Extracted records:
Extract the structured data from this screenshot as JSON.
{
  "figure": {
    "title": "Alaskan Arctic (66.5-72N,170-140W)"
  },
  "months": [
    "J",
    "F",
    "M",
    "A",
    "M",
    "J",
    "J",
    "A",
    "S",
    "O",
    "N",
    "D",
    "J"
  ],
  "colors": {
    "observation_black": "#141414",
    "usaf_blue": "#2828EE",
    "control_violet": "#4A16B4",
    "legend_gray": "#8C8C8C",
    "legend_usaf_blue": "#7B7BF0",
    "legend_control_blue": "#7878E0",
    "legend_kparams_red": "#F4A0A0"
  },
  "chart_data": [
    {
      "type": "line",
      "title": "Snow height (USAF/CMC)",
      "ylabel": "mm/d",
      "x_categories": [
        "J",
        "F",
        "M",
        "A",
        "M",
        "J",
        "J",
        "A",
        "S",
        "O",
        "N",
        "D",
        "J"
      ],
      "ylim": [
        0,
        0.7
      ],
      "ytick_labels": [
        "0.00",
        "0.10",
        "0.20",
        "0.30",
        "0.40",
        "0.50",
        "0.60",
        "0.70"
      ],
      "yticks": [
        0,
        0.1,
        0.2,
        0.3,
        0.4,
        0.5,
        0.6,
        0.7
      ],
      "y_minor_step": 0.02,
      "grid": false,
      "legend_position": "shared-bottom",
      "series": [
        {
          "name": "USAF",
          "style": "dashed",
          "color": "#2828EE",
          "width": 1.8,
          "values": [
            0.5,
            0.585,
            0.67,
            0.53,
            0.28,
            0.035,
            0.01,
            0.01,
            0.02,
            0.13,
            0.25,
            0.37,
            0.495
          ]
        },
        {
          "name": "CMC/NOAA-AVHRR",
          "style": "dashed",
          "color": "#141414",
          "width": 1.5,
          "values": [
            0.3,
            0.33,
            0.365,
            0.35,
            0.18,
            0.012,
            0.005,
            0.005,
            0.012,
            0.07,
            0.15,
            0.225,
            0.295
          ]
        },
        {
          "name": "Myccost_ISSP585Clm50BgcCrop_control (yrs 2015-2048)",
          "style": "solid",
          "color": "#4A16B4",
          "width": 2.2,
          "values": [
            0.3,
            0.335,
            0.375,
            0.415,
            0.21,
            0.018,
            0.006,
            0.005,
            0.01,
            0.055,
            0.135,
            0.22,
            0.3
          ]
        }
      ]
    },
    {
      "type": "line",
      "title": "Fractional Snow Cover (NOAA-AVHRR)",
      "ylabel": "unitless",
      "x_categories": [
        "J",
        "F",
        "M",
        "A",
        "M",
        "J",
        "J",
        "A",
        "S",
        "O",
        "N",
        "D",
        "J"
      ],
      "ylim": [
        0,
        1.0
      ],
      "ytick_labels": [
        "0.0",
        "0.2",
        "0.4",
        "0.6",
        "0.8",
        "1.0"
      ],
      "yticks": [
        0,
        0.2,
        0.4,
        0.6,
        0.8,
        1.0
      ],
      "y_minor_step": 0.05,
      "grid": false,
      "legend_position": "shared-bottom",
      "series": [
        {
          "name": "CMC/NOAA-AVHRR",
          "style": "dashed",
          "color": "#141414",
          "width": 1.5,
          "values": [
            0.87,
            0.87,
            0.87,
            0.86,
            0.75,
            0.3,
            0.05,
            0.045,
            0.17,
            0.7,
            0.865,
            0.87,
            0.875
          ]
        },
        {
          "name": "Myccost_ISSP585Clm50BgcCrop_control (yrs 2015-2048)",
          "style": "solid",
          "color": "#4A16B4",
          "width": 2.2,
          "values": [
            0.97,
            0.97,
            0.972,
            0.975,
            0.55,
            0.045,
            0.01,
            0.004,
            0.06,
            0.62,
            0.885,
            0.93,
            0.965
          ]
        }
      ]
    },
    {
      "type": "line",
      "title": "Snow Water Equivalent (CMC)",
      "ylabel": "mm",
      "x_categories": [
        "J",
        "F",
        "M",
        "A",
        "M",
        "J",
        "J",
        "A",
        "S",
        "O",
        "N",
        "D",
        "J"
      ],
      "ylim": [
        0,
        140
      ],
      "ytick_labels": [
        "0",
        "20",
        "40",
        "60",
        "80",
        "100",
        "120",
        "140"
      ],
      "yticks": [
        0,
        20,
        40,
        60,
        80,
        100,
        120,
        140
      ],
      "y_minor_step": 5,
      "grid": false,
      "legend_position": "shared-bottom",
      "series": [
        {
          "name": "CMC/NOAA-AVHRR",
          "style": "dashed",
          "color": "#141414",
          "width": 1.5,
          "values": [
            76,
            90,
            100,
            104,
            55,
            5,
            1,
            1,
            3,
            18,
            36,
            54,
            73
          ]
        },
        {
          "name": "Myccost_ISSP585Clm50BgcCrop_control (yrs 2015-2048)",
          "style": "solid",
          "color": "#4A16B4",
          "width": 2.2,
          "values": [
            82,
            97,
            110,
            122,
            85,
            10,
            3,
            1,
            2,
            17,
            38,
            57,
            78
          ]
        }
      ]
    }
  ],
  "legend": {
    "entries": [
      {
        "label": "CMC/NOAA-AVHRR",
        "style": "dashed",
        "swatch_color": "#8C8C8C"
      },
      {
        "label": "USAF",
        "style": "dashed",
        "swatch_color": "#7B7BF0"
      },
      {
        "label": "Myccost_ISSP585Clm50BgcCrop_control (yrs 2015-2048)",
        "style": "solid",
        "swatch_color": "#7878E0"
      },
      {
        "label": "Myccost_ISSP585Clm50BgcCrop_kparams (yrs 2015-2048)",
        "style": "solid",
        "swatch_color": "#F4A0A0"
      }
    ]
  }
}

What you will do: Give all the records again. Match them exactly.

Finished task:
Extract the structured data from this screenshot as JSON.
{
  "figure": {
    "title": "Alaskan Arctic (66.5-72N,170-140W)"
  },
  "months": [
    "J",
    "F",
    "M",
    "A",
    "M",
    "J",
    "J",
    "A",
    "S",
    "O",
    "N",
    "D",
    "J"
  ],
  "colors": {
    "observation_black": "#141414",
    "usaf_blue": "#2828EE",
    "control_violet": "#4A16B4",
    "legend_gray": "#8C8C8C",
    "legend_usaf_blue": "#7B7BF0",
    "legend_control_blue": "#7878E0",
    "legend_kparams_red": "#F4A0A0"
  },
  "chart_data": [
    {
      "type": "line",
      "title": "Snow height (USAF/CMC)",
      "ylabel": "mm/d",
      "x_categories": [
        "J",
        "F",
        "M",
        "A",
        "M",
        "J",
        "J",
        "A",
        "S",
        "O",
        "N",
        "D",
        "J"
      ],
      "ylim": [
        0,
        0.7
      ],
      "ytick_labels": [
        "0.00",
        "0.10",
        "0.20",
        "0.30",
        "0.40",
        "0.50",
        "0.60",
        "0.70"
      ],
      "yticks": [
        0,
        0.1,
        0.2,
        0.3,
        0.4,
        0.5,
        0.6,
        0.7
      ],
      "y_minor_step": 0.02,
      "grid": false,
      "legend_position": "shared-bottom",
      "series": [
        {
          "name": "USAF",
          "style": "dashed",
          "color": "#2828EE",
          "width": 1.8,
          "values": [
            0.5,
            0.585,
            0.67,
            0.53,
            0.28,
            0.035,
            0.01,
            0.01,
            0.02,
            0.13,
            0.25,
            0.37,
            0.495
          ]
        },
        {
          "name": "CMC/NOAA-AVHRR",
          "style": "dashed",
          "color": "#141414",
          "width": 1.5,
          "values": [
            0.3,
            0.33,
            0.365,
            0.35,
            0.18,
            0.012,
            0.005,
            0.005,
            0.012,
            0.07,
            0.15,
            0.225,
            0.295
          ]
        },
        {
          "name": "Myccost_ISSP585Clm50BgcCrop_control (yrs 2015-2048)",
          "style": "solid",
          "color": "#4A16B4",
          "width": 2.2,
          "values": [
            0.3,
            0.335,
            0.375,
            0.415,
            0.21,
            0.018,
            0.006,
            0.005,
            0.01,
            0.055,
            0.135,
            0.22,
            0.3
          ]
        }
      ]
    },
    {
      "type": "line",
      "title": "Fractional Snow Cover (NOAA-AVHRR)",
      "ylabel": "unitless",
      "x_categories": [
        "J",
        "F",
        "M",
        "A",
        "M",
        "J",
        "J",
        "A",
        "S",
        "O",
        "N",
        "D",
        "J"
      ],
      "ylim": [
        0,
        1.0
      ],
      "ytick_labels": [
        "0.0",
        "0.2",
        "0.4",
        "0.6",
        "0.8",
        "1.0"
      ],
      "yticks": [
        0,
        0.2,
        0.4,
        0.6,
        0.8,
        1.0
      ],
      "y_minor_step": 0.05,
      "grid": false,
      "legend_position": "shared-bottom",
      "series": [
        {
          "name": "CMC/NOAA-AVHRR",
          "style": "dashed",
          "color": "#141414",
          "width": 1.5,
          "values": [
            0.87,
            0.87,
            0.87,
            0.86,
            0.75,
            0.3,
            0.05,
            0.045,
            0.17,
            0.7,
            0.865,
            0.87,
            0.875
          ]
        },
        {
          "name": "Myccost_ISSP585Clm50BgcCrop_control (yrs 2015-2048)",
          "style": "solid",
          "color": "#4A16B4",
          "width": 2.2,
          "values": [
            0.97,
            0.97,
            0.972,
            0.975,
            0.55,
            0.045,
            0.01,
            0.004,
            0.06,
            0.62,
            0.885,
            0.93,
            0.965
          ]
        }
      ]
    },
    {
      "type": "line",
      "title": "Snow Water Equivalent (CMC)",
      "ylabel": "mm",
      "x_categories": [
        "J",
        "F",
        "M",
        "A",
        "M",
        "J",
        "J",
        "A",
        "S",
        "O",
        "N",
        "D",
        "J"
      ],
      "ylim": [
        0,
        140
      ],
      "ytick_labels": [
        "0",
        "20",
        "40",
        "60",
        "80",
        "100",
        "120",
        "140"
      ],
      "yticks": [
        0,
        20,
        40,
        60,
        80,
        100,
        120,
        140
      ],
      "y_minor_step": 5,
      "grid": false,
      "legend_position": "shared-bottom",
      "series": [
        {
          "name": "CMC/NOAA-AVHRR",
          "style": "dashed",
          "color": "#141414",
          "width": 1.5,
          "values": [
            76,
            90,
            100,
            104,
            55,
            5,
            1,
            1,
            3,
            18,
            36,
            54,
            73
          ]
        },
        {
          "name": "Myccost_ISSP585Clm50BgcCrop_control (yrs 2015-2048)",
          "style": "solid",
          "color": "#4A16B4",
          "width": 2.2,
          "values": [
            82,
            97,
            110,
            122,
            85,
            10,
            3,
            1,
            2,
            17,
            38,
            57,
            78
          ]
        }
      ]
    }
  ],
  "legend": {
    "entries": [
      {
        "label": "CMC/NOAA-AVHRR",
        "style": "dashed",
        "swatch_color": "#8C8C8C"
      },
      {
        "label": "USAF",
        "style": "dashed",
        "swatch_color": "#7B7BF0"
      },
      {
        "label": "Myccost_ISSP585Clm50BgcCrop_control (yrs 2015-2048)",
        "style": "solid",
        "swatch_color": "#7878E0"
      },
      {
        "label": "Myccost_ISSP585Clm50BgcCrop_kparams (yrs 2015-2048)",
        "style": "solid",
        "swatch_color": "#F4A0A0"
      }
    ]
  }
}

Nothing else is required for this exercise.